**WHAT IS BEING ASKED:** List each line of the data in which the string "generazione" appears.

[Dataset rows]
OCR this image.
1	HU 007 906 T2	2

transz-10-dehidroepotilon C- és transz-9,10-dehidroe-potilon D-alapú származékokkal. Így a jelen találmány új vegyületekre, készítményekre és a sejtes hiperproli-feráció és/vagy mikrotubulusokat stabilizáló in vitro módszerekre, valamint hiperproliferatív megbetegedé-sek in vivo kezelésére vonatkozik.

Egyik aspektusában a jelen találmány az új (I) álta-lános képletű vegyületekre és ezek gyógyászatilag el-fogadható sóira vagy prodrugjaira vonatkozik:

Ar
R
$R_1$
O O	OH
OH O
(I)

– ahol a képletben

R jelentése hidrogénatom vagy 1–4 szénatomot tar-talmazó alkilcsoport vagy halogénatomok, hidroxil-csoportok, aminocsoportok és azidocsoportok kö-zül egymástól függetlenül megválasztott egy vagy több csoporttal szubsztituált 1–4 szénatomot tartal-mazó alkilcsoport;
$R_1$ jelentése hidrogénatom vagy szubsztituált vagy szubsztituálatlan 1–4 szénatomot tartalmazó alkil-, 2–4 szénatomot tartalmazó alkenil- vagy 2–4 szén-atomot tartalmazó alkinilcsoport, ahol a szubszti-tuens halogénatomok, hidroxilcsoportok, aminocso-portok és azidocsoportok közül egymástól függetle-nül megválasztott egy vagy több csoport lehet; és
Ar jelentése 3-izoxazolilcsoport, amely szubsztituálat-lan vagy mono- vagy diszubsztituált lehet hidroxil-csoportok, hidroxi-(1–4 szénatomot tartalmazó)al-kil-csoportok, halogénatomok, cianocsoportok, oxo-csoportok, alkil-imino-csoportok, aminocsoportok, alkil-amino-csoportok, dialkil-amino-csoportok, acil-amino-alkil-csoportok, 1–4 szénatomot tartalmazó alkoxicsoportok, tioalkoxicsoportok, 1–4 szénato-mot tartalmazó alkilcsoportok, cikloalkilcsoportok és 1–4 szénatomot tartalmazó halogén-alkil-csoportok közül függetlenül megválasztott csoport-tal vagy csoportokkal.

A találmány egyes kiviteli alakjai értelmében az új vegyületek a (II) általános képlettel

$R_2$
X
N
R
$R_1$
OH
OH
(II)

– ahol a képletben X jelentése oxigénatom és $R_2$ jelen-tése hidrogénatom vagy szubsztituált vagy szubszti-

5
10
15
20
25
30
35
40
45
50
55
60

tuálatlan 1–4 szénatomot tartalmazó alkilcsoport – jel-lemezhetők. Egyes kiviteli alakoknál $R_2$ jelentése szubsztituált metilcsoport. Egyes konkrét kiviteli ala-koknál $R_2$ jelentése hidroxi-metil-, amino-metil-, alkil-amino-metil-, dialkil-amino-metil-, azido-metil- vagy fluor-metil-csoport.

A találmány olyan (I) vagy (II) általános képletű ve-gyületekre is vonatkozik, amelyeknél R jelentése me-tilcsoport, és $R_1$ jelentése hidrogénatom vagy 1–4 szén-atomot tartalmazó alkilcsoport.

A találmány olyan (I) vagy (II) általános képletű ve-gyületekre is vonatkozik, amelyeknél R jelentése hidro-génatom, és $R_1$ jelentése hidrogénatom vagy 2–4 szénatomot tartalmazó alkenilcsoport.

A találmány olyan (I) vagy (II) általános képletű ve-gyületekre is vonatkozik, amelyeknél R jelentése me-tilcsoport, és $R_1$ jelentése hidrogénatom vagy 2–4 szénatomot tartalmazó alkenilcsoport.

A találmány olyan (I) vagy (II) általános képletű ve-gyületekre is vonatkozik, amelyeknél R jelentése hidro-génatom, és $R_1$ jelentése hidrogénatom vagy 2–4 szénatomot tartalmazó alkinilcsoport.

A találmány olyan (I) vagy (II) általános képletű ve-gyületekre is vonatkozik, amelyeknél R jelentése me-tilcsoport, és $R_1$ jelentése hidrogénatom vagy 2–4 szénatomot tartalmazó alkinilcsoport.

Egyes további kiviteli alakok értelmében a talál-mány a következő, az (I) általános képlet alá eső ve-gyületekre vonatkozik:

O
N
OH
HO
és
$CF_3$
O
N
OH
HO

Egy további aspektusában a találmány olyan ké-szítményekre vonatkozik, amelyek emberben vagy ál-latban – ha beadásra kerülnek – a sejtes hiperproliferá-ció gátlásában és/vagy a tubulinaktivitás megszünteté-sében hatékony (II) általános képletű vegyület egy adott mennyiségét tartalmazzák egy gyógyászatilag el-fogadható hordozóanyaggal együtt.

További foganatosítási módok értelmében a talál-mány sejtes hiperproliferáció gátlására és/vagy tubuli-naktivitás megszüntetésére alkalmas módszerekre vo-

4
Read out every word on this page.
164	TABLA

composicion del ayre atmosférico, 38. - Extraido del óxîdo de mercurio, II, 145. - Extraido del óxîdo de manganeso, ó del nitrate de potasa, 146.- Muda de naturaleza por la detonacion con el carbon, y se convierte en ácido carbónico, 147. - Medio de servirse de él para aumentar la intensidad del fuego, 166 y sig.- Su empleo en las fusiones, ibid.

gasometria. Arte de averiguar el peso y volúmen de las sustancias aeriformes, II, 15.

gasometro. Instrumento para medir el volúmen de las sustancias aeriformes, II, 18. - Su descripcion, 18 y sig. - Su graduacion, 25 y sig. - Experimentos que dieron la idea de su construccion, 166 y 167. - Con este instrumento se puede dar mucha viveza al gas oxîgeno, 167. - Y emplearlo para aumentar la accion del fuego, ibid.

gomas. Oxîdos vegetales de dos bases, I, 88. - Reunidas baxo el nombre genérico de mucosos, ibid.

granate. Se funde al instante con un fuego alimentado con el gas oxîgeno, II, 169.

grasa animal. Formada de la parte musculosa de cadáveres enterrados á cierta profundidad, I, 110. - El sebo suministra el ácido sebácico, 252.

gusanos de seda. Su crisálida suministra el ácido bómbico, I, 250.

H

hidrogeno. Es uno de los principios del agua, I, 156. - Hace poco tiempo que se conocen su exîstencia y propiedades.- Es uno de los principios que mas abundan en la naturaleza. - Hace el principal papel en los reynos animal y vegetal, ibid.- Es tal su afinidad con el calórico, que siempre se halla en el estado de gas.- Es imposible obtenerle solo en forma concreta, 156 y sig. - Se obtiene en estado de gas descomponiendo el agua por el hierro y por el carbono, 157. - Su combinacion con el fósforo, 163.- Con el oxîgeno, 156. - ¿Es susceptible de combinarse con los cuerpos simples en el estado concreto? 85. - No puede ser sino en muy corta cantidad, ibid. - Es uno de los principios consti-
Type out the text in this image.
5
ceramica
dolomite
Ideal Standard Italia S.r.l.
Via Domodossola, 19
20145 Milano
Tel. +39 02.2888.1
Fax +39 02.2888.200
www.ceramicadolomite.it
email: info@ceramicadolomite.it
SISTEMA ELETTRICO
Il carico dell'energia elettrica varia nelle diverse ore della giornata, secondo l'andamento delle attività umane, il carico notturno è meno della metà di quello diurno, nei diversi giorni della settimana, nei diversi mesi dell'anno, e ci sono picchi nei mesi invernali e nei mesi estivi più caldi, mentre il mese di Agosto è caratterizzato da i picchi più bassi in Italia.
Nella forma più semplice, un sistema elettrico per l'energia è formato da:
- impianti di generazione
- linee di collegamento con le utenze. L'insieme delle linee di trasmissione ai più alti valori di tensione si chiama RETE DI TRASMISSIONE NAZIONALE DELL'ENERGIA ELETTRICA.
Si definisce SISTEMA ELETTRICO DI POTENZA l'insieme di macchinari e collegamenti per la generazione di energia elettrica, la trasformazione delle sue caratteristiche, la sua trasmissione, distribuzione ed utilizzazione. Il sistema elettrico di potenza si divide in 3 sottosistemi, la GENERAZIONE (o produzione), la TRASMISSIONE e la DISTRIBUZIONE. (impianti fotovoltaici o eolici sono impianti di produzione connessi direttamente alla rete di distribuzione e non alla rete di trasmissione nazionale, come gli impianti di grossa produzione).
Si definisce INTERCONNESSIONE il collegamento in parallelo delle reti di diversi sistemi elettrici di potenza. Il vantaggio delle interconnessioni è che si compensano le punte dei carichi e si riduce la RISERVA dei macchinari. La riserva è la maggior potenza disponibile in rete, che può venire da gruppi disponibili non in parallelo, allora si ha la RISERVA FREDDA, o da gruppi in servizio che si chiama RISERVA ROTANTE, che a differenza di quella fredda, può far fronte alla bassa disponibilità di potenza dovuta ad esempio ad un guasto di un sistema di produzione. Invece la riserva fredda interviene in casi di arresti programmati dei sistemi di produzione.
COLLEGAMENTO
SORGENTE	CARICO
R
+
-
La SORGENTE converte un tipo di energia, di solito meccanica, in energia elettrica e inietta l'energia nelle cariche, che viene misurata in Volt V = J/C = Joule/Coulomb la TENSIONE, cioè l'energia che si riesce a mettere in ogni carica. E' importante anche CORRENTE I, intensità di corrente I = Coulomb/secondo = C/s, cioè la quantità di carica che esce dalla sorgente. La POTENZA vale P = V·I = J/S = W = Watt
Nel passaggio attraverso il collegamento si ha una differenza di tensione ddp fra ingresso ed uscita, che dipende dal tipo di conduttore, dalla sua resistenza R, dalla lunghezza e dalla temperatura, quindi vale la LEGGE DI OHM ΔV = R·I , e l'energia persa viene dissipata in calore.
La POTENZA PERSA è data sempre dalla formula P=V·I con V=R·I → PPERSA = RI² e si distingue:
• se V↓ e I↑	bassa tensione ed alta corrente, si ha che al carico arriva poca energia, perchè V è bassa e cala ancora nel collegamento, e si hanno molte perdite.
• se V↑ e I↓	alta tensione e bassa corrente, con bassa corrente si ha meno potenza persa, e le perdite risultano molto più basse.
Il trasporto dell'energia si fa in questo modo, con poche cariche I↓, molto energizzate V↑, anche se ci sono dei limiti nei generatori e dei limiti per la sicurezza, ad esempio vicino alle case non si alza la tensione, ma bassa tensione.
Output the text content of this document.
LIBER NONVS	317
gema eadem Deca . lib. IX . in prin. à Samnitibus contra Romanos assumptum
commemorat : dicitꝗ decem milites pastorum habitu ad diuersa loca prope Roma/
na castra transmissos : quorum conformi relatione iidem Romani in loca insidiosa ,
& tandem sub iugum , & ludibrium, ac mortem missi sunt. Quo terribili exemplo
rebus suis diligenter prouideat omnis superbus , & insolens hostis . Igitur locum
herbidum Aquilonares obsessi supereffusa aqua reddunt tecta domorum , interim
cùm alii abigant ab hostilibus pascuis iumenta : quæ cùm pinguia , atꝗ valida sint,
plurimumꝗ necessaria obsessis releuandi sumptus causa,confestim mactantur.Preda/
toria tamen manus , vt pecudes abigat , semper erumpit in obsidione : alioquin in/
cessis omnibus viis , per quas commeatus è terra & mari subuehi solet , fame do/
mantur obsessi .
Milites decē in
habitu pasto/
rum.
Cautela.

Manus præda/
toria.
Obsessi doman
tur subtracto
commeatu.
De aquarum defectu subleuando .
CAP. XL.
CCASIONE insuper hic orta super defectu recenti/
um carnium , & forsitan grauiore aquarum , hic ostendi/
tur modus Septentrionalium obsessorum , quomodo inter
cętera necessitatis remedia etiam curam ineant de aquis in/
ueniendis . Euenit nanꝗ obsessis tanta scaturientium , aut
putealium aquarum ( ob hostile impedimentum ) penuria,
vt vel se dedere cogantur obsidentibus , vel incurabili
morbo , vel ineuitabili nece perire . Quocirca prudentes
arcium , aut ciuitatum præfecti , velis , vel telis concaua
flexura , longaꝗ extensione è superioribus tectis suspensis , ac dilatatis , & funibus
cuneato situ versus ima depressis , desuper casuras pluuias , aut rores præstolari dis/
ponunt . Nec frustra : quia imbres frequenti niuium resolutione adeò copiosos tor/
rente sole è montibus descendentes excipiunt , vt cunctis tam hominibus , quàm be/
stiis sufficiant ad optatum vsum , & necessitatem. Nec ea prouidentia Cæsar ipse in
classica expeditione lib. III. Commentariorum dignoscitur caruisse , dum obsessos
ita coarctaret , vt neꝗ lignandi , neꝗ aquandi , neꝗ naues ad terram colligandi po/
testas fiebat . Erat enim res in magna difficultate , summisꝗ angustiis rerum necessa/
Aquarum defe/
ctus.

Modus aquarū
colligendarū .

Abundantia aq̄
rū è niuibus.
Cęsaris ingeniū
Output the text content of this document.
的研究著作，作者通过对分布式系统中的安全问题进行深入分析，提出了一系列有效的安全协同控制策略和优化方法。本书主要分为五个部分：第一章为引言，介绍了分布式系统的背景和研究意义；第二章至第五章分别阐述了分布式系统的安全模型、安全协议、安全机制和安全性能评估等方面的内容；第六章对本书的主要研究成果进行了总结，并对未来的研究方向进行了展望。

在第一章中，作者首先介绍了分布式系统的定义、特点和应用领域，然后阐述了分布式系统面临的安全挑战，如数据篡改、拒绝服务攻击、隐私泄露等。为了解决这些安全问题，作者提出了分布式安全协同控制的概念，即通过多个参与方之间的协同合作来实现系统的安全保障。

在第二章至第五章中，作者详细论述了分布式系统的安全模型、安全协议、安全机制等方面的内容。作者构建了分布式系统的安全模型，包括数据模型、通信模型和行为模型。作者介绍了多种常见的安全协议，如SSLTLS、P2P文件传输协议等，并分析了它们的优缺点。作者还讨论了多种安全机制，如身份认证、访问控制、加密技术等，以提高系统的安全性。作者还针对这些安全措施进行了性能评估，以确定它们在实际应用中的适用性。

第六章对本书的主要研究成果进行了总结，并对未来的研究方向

**EXERCISE ANSWER:**
- impianti di generazione
Si definisce SISTEMA ELETTRICO DI POTENZA l'insieme di macchinari e collegamenti per la generazione di energia elettrica, la trasformazione delle sue caratteristiche, la sua trasmissione, distribuzione ed utilizzazione. Il sistema elettrico di potenza si divide in 3 sottosistemi, la GENERAZIONE (o produzione), la TRASMISSIONE e la DISTRIBUZIONE. (impianti fotovoltaici o eolici sono impianti di produzione connessi direttamente alla rete di distribuzione e non alla rete di trasmissione nazionale, come gli impianti di grossa produzione).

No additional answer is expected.